## Task brief
Print the complete set of entries exactly.

:::::

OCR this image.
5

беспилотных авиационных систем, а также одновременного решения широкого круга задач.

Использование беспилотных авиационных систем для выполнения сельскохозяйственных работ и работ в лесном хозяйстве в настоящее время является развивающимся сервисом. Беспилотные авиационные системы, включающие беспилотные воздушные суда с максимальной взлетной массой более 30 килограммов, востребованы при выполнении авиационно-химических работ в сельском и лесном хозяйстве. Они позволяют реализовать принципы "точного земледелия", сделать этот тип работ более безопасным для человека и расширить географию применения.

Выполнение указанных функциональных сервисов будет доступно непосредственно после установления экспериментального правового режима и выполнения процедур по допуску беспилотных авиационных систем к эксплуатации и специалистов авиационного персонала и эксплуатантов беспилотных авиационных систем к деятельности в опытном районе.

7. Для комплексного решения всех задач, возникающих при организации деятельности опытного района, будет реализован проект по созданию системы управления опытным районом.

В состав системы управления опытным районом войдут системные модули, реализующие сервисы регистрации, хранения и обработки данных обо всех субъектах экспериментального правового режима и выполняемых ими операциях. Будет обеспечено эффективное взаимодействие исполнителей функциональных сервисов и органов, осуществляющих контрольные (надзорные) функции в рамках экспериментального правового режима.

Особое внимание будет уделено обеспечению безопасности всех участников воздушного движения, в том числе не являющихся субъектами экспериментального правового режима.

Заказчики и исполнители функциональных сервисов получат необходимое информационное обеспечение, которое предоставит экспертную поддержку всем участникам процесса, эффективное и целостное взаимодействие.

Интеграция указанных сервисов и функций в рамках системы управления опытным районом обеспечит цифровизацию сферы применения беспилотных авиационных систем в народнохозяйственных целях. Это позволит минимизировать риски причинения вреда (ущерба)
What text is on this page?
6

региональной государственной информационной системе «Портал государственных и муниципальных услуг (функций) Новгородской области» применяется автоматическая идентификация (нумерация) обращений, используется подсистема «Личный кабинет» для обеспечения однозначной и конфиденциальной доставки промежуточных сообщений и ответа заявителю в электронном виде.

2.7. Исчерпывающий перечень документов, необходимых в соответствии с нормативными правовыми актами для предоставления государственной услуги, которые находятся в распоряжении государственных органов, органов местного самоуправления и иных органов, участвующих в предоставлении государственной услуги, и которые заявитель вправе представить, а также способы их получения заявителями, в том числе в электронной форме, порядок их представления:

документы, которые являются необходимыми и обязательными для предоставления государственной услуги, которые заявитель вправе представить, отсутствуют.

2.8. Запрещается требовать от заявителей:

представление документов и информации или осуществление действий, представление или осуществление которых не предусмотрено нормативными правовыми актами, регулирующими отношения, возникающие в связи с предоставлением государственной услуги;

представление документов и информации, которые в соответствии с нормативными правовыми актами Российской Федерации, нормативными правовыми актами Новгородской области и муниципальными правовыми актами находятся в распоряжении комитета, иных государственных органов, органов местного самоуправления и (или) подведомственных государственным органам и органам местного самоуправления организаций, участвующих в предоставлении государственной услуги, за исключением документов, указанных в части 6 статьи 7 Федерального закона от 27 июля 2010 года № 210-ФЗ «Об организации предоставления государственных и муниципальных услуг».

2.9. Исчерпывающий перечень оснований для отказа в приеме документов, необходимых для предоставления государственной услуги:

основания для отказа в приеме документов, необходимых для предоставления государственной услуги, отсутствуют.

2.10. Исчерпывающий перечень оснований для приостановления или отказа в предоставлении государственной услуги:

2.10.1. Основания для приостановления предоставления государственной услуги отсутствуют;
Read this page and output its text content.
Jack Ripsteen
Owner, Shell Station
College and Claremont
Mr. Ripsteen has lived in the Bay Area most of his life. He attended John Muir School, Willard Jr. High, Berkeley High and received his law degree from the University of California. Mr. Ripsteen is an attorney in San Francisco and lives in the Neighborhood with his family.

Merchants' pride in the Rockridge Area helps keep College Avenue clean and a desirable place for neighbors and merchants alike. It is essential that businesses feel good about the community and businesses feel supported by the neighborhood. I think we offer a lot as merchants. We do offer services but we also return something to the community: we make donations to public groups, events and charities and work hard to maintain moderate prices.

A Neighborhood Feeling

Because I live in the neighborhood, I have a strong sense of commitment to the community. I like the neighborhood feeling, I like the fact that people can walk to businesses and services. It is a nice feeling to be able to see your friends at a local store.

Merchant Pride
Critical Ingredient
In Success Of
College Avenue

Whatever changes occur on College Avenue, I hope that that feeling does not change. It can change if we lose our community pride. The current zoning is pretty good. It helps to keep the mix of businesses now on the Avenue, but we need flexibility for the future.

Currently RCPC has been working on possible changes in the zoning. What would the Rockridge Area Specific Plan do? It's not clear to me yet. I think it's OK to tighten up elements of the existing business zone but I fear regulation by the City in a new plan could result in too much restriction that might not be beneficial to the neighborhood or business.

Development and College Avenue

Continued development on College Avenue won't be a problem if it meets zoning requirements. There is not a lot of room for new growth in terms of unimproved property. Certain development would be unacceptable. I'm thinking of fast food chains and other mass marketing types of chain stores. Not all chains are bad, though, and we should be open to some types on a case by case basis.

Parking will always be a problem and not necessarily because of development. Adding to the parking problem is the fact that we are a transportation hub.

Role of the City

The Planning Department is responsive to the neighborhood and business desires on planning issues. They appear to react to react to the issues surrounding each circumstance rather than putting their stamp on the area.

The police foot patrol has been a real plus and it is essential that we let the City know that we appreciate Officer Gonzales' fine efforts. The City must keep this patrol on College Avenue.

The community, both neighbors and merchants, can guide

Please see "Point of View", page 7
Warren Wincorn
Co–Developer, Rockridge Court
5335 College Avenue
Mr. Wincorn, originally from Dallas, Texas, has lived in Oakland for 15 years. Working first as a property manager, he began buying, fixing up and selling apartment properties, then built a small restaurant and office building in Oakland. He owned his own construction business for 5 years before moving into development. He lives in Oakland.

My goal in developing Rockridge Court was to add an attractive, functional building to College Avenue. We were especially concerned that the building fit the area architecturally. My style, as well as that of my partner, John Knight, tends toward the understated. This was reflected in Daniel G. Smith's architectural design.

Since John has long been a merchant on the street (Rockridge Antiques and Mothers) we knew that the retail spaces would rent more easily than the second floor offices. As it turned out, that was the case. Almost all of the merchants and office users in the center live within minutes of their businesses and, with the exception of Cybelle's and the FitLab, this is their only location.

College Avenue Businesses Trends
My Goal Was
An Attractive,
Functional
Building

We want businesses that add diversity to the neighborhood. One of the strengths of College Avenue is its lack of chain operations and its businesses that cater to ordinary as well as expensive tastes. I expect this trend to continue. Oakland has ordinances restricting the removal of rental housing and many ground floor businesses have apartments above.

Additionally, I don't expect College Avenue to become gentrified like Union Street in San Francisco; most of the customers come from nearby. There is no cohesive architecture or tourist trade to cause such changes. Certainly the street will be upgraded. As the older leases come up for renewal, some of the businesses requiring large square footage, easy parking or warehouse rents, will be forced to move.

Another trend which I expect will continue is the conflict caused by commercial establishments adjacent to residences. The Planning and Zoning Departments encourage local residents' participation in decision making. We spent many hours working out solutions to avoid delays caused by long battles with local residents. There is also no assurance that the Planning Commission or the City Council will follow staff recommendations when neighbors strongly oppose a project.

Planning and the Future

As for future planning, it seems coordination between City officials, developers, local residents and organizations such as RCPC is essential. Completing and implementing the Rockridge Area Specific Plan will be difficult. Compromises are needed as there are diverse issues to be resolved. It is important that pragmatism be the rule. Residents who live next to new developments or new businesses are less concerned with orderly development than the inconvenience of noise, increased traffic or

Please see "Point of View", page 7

:::::

## Correct answer
OCR this image.
5

беспилотных авиационных систем, а также одновременного решения широкого круга задач.

Использование беспилотных авиационных систем для выполнения сельскохозяйственных работ и работ в лесном хозяйстве в настоящее время является развивающимся сервисом. Беспилотные авиационные системы, включающие беспилотные воздушные суда с максимальной взлетной массой более 30 килограммов, востребованы при выполнении авиационно-химических работ в сельском и лесном хозяйстве. Они позволяют реализовать принципы "точного земледелия", сделать этот тип работ более безопасным для человека и расширить географию применения.

Выполнение указанных функциональных сервисов будет доступно непосредственно после установления экспериментального правового режима и выполнения процедур по допуску беспилотных авиационных систем к эксплуатации и специалистов авиационного персонала и эксплуатантов беспилотных авиационных систем к деятельности в опытном районе.

7. Для комплексного решения всех задач, возникающих при организации деятельности опытного района, будет реализован проект по созданию системы управления опытным районом.

В состав системы управления опытным районом войдут системные модули, реализующие сервисы регистрации, хранения и обработки данных обо всех субъектах экспериментального правового режима и выполняемых ими операциях. Будет обеспечено эффективное взаимодействие исполнителей функциональных сервисов и органов, осуществляющих контрольные (надзорные) функции в рамках экспериментального правового режима.

Особое внимание будет уделено обеспечению безопасности всех участников воздушного движения, в том числе не являющихся субъектами экспериментального правового режима.

Заказчики и исполнители функциональных сервисов получат необходимое информационное обеспечение, которое предоставит экспертную поддержку всем участникам процесса, эффективное и целостное взаимодействие.

Интеграция указанных сервисов и функций в рамках системы управления опытным районом обеспечит цифровизацию сферы применения беспилотных авиационных систем в народнохозяйственных целях. Это позволит минимизировать риски причинения вреда (ущерба)
What text is on this page?
6

региональной государственной информационной системе «Портал государственных и муниципальных услуг (функций) Новгородской области» применяется автоматическая идентификация (нумерация) обращений, используется подсистема «Личный кабинет» для обеспечения однозначной и конфиденциальной доставки промежуточных сообщений и ответа заявителю в электронном виде.

2.7. Исчерпывающий перечень документов, необходимых в соответствии с нормативными правовыми актами для предоставления государственной услуги, которые находятся в распоряжении государственных органов, органов местного самоуправления и иных органов, участвующих в предоставлении государственной услуги, и которые заявитель вправе представить, а также способы их получения заявителями, в том числе в электронной форме, порядок их представления:

документы, которые являются необходимыми и обязательными для предоставления государственной услуги, которые заявитель вправе представить, отсутствуют.

2.8. Запрещается требовать от заявителей:

представление документов и информации или осуществление действий, представление или осуществление которых не предусмотрено нормативными правовыми актами, регулирующими отношения, возникающие в связи с предоставлением государственной услуги;

представление документов и информации, которые в соответствии с нормативными правовыми актами Российской Федерации, нормативными правовыми актами Новгородской области и муниципальными правовыми актами находятся в распоряжении комитета, иных государственных органов, органов местного самоуправления и (или) подведомственных государственным органам и органам местного самоуправления организаций, участвующих в предоставлении государственной услуги, за исключением документов, указанных в части 6 статьи 7 Федерального закона от 27 июля 2010 года № 210-ФЗ «Об организации предоставления государственных и муниципальных услуг».

2.9. Исчерпывающий перечень оснований для отказа в приеме документов, необходимых для предоставления государственной услуги:

основания для отказа в приеме документов, необходимых для предоставления государственной услуги, отсутствуют.

2.10. Исчерпывающий перечень оснований для приостановления или отказа в предоставлении государственной услуги:

2.10.1. Основания для приостановления предоставления государственной услуги отсутствуют;
Read this page and output its text content.
Jack Ripsteen
Owner, Shell Station
College and Claremont
Mr. Ripsteen has lived in the Bay Area most of his life. He attended John Muir School, Willard Jr. High, Berkeley High and received his law degree from the University of California. Mr. Ripsteen is an attorney in San Francisco and lives in the Neighborhood with his family.

Merchants' pride in the Rockridge Area helps keep College Avenue clean and a desirable place for neighbors and merchants alike. It is essential that businesses feel good about the community and businesses feel supported by the neighborhood. I think we offer a lot as merchants. We do offer services but we also return something to the community: we make donations to public groups, events and charities and work hard to maintain moderate prices.

A Neighborhood Feeling

Because I live in the neighborhood, I have a strong sense of commitment to the community. I like the neighborhood feeling, I like the fact that people can walk to businesses and services. It is a nice feeling to be able to see your friends at a local store.

Merchant Pride
Critical Ingredient
In Success Of
College Avenue

Whatever changes occur on College Avenue, I hope that that feeling does not change. It can change if we lose our community pride. The current zoning is pretty good. It helps to keep the mix of businesses now on the Avenue, but we need flexibility for the future.

Currently RCPC has been working on possible changes in the zoning. What would the Rockridge Area Specific Plan do? It's not clear to me yet. I think it's OK to tighten up elements of the existing business zone but I fear regulation by the City in a new plan could result in too much restriction that might not be beneficial to the neighborhood or business.

Development and College Avenue

Continued development on College Avenue won't be a problem if it meets zoning requirements. There is not a lot of room for new growth in terms of unimproved property. Certain development would be unacceptable. I'm thinking of fast food chains and other mass marketing types of chain stores. Not all chains are bad, though, and we should be open to some types on a case by case basis.

Parking will always be a problem and not necessarily because of development. Adding to the parking problem is the fact that we are a transportation hub.

Role of the City

The Planning Department is responsive to the neighborhood and business desires on planning issues. They appear to react to react to the issues surrounding each circumstance rather than putting their stamp on the area.

The police foot patrol has been a real plus and it is essential that we let the City know that we appreciate Officer Gonzales' fine efforts. The City must keep this patrol on College Avenue.

The community, both neighbors and merchants, can guide

Please see "Point of View", page 7
Warren Wincorn
Co–Developer, Rockridge Court
5335 College Avenue
Mr. Wincorn, originally from Dallas, Texas, has lived in Oakland for 15 years. Working first as a property manager, he began buying, fixing up and selling apartment properties, then built a small restaurant and office building in Oakland. He owned his own construction business for 5 years before moving into development. He lives in Oakland.

My goal in developing Rockridge Court was to add an attractive, functional building to College Avenue. We were especially concerned that the building fit the area architecturally. My style, as well as that of my partner, John Knight, tends toward the understated. This was reflected in Daniel G. Smith's architectural design.

Since John has long been a merchant on the street (Rockridge Antiques and Mothers) we knew that the retail spaces would rent more easily than the second floor offices. As it turned out, that was the case. Almost all of the merchants and office users in the center live within minutes of their businesses and, with the exception of Cybelle's and the FitLab, this is their only location.

College Avenue Businesses Trends
My Goal Was
An Attractive,
Functional
Building

We want businesses that add diversity to the neighborhood. One of the strengths of College Avenue is its lack of chain operations and its businesses that cater to ordinary as well as expensive tastes. I expect this trend to continue. Oakland has ordinances restricting the removal of rental housing and many ground floor businesses have apartments above.

Additionally, I don't expect College Avenue to become gentrified like Union Street in San Francisco; most of the customers come from nearby. There is no cohesive architecture or tourist trade to cause such changes. Certainly the street will be upgraded. As the older leases come up for renewal, some of the businesses requiring large square footage, easy parking or warehouse rents, will be forced to move.

Another trend which I expect will continue is the conflict caused by commercial establishments adjacent to residences. The Planning and Zoning Departments encourage local residents' participation in decision making. We spent many hours working out solutions to avoid delays caused by long battles with local residents. There is also no assurance that the Planning Commission or the City Council will follow staff recommendations when neighbors strongly oppose a project.

Planning and the Future

As for future planning, it seems coordination between City officials, developers, local residents and organizations such as RCPC is essential. Completing and implementing the Rockridge Area Specific Plan will be difficult. Compromises are needed as there are diverse issues to be resolved. It is important that pragmatism be the rule. Residents who live next to new developments or new businesses are less concerned with orderly development than the inconvenience of noise, increased traffic or

Please see "Point of View", page 7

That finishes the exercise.